◆ **Information provided**
:::

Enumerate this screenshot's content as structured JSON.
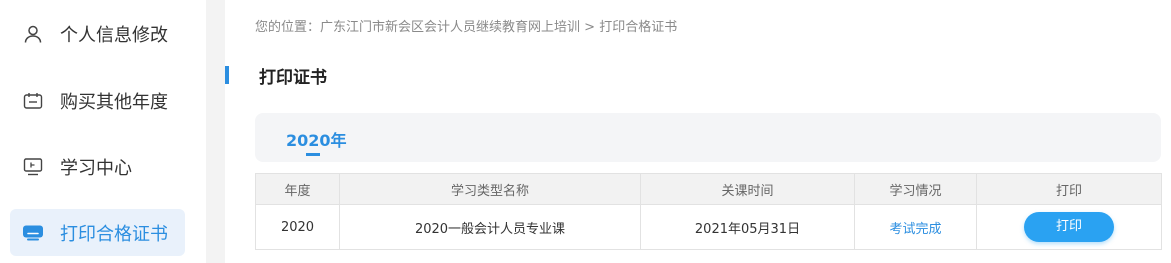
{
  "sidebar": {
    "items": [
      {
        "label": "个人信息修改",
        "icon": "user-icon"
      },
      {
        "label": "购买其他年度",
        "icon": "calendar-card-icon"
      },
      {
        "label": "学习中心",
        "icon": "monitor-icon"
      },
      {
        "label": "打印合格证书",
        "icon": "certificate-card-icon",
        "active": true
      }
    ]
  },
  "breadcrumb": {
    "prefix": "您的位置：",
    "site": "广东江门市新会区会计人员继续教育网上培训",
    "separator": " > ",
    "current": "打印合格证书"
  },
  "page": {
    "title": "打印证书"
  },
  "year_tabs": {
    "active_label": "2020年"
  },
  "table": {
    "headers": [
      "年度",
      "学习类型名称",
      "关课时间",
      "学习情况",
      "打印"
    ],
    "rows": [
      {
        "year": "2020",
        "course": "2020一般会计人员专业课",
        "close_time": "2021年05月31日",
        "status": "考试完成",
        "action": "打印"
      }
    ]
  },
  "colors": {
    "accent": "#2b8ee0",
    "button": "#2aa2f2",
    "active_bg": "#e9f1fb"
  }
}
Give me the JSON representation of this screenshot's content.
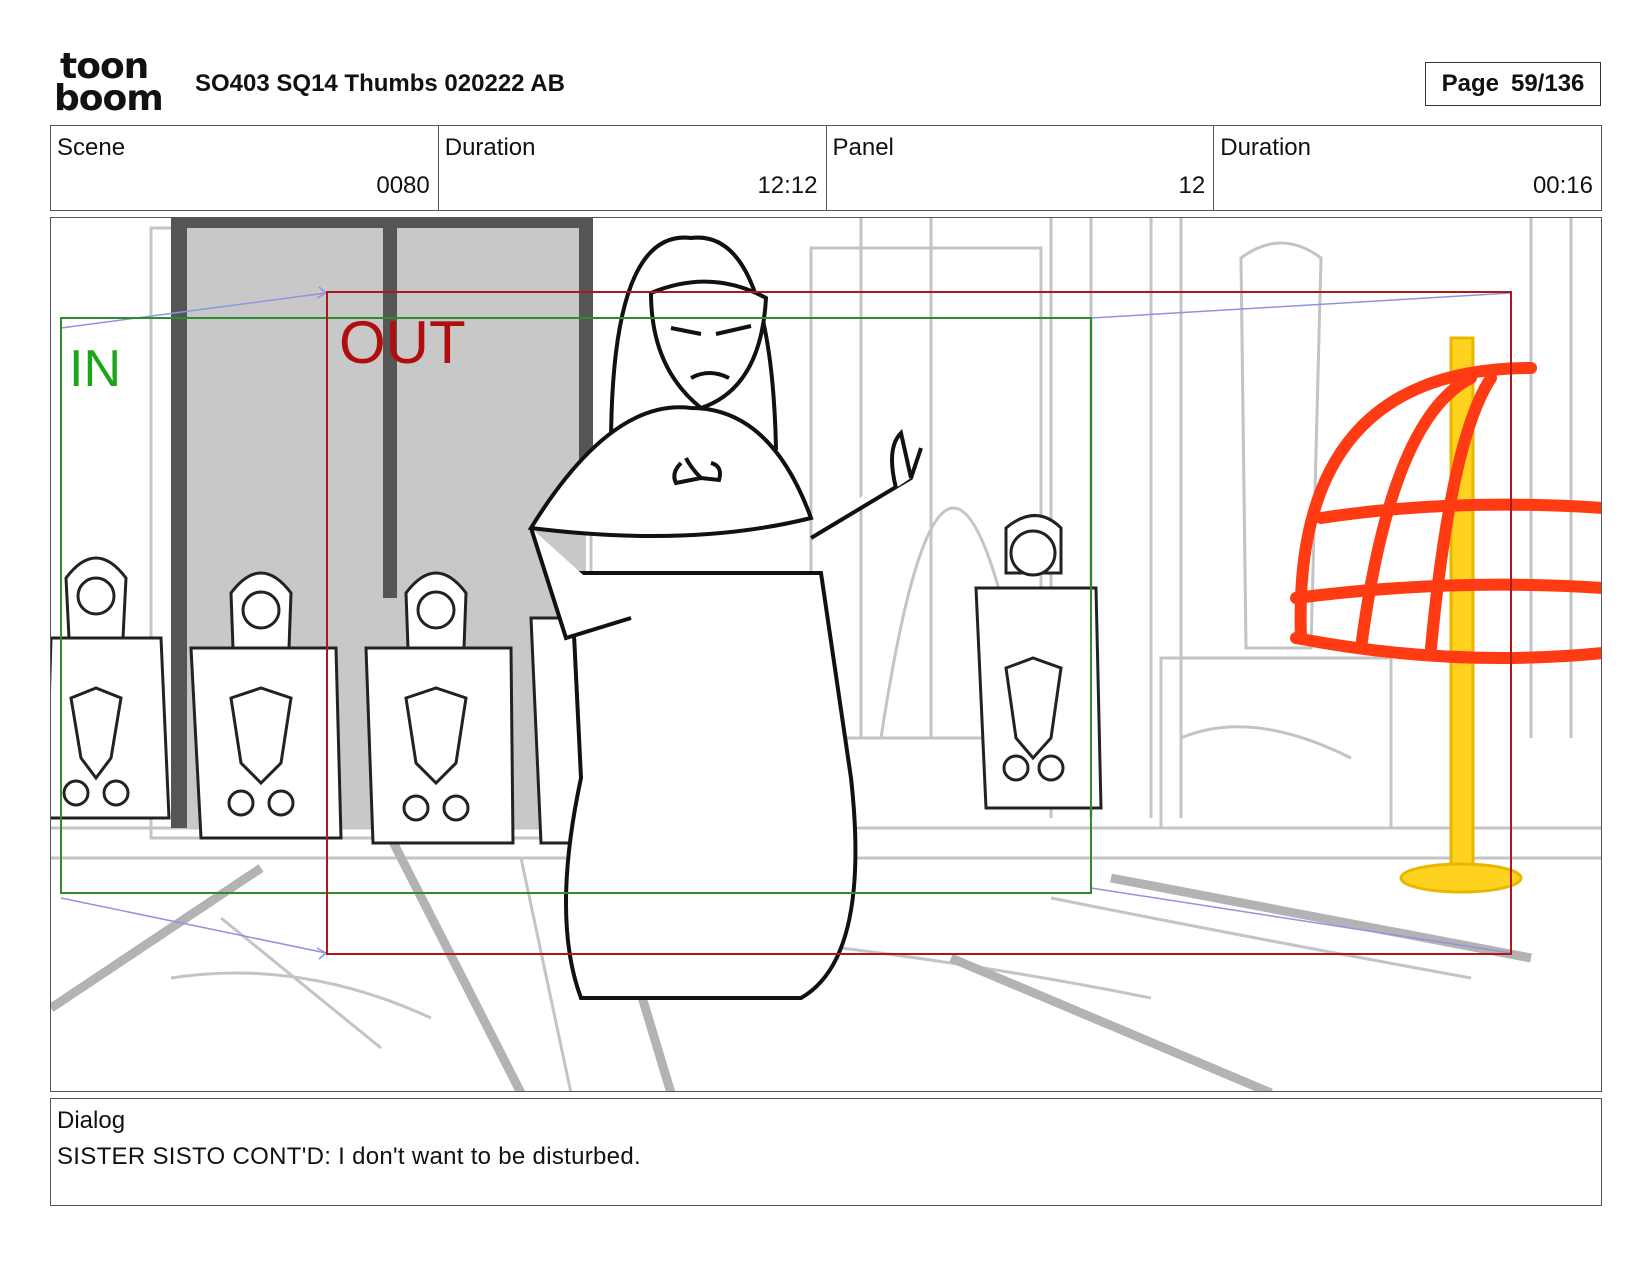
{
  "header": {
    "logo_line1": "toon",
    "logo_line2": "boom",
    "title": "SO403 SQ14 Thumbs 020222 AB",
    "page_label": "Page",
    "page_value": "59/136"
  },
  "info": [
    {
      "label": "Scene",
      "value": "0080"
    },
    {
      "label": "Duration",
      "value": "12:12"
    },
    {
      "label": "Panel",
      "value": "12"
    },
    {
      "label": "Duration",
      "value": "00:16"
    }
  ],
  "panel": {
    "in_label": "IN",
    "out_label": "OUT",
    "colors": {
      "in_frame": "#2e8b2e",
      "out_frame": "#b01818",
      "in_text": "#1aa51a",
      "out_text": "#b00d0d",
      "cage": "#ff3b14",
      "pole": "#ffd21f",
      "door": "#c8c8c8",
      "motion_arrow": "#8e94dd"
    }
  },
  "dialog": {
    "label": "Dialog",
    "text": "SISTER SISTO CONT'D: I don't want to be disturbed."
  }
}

:::

◆ **Problem statement**
Return the full material word for word. Do not include the pictures.

◆ **Task response**
Enumerate this screenshot's content as structured JSON.
{
  "sidebar": {
    "items": [
      {
        "label": "个人信息修改",
        "icon": "user-icon"
      },
      {
        "label": "购买其他年度",
        "icon": "calendar-card-icon"
      },
      {
        "label": "学习中心",
        "icon": "monitor-icon"
      },
      {
        "label": "打印合格证书",
        "icon": "certificate-card-icon",
        "active": true
      }
    ]
  },
  "breadcrumb": {
    "prefix": "您的位置：",
    "site": "广东江门市新会区会计人员继续教育网上培训",
    "separator": " > ",
    "current": "打印合格证书"
  },
  "page": {
    "title": "打印证书"
  },
  "year_tabs": {
    "active_label": "2020年"
  },
  "table": {
    "headers": [
      "年度",
      "学习类型名称",
      "关课时间",
      "学习情况",
      "打印"
    ],
    "rows": [
      {
        "year": "2020",
        "course": "2020一般会计人员专业课",
        "close_time": "2021年05月31日",
        "status": "考试完成",
        "action": "打印"
      }
    ]
  },
  "colors": {
    "accent": "#2b8ee0",
    "button": "#2aa2f2",
    "active_bg": "#e9f1fb"
  }
}
Give me the JSON representation of this screenshot's content.
{
  "header": {
    "logo_line1": "toon",
    "logo_line2": "boom",
    "title": "SO403 SQ14 Thumbs 020222 AB",
    "page_label": "Page",
    "page_value": "59/136"
  },
  "info": [
    {
      "label": "Scene",
      "value": "0080"
    },
    {
      "label": "Duration",
      "value": "12:12"
    },
    {
      "label": "Panel",
      "value": "12"
    },
    {
      "label": "Duration",
      "value": "00:16"
    }
  ],
  "panel": {
    "in_label": "IN",
    "out_label": "OUT",
    "colors": {
      "in_frame": "#2e8b2e",
      "out_frame": "#b01818",
      "in_text": "#1aa51a",
      "out_text": "#b00d0d",
      "cage": "#ff3b14",
      "pole": "#ffd21f",
      "door": "#c8c8c8",
      "motion_arrow": "#8e94dd"
    }
  },
  "dialog": {
    "label": "Dialog",
    "text": "SISTER SISTO CONT'D: I don't want to be disturbed."
  }
}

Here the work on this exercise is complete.